◆ Record excerpts:
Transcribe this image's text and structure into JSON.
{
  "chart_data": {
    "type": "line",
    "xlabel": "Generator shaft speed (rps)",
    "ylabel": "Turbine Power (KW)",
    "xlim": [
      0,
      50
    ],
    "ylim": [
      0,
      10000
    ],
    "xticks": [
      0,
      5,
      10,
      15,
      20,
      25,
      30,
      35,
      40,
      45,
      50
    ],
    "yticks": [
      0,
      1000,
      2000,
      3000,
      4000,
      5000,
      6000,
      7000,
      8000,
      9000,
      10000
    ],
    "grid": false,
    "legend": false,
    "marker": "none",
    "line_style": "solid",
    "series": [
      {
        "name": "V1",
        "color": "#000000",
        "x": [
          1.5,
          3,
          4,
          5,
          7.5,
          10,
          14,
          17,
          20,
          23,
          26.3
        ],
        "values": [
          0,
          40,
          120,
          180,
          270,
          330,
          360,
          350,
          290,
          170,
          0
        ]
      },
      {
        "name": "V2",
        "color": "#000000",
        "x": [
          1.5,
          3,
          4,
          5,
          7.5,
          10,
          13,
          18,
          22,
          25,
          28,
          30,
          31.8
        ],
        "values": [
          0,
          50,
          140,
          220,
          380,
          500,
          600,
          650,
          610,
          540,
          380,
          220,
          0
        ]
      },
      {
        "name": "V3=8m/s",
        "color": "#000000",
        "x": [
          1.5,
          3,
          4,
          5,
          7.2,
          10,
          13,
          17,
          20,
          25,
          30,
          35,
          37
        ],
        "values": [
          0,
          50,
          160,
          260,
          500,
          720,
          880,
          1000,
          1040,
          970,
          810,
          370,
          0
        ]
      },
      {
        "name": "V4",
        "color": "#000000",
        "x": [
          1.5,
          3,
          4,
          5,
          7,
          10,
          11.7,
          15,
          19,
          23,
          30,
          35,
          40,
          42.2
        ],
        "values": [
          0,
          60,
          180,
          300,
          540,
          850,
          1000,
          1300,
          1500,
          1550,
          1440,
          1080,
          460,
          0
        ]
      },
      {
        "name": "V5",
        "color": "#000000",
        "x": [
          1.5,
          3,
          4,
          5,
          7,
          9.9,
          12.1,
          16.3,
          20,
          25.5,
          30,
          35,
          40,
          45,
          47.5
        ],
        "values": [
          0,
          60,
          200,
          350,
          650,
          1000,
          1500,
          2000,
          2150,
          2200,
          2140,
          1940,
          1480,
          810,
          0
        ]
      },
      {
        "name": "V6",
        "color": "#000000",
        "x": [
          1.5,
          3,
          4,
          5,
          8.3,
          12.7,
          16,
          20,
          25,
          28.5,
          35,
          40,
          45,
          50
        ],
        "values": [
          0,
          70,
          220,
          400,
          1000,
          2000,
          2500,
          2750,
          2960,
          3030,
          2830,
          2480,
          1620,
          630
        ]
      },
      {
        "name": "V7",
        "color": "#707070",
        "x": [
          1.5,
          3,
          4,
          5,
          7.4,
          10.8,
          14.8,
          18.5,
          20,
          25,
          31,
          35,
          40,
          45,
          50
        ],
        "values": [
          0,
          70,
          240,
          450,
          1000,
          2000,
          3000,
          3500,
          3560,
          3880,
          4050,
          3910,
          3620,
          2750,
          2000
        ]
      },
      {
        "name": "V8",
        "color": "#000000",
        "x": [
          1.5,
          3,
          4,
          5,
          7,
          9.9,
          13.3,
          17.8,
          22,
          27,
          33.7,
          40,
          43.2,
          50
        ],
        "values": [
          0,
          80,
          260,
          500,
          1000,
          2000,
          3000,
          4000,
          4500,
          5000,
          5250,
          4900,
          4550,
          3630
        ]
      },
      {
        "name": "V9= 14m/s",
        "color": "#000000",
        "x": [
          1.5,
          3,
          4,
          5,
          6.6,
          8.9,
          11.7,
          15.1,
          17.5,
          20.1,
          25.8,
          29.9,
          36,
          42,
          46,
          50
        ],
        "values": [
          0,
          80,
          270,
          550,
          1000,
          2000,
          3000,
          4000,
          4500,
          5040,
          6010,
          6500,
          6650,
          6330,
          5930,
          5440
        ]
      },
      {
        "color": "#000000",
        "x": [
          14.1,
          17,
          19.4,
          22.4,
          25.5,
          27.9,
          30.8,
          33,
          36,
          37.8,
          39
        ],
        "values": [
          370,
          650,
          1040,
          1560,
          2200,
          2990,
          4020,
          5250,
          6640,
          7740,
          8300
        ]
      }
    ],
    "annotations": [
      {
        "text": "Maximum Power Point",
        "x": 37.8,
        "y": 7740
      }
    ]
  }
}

◆ The exercise:
Copy each line of the records above that carries the word "name".

◆ Exercise response:
        "name": "V1",
        "name": "V2",
        "name": "V3=8m/s",
        "name": "V4",
        "name": "V5",
        "name": "V6",
        "name": "V7",
        "name": "V8",
        "name": "V9= 14m/s",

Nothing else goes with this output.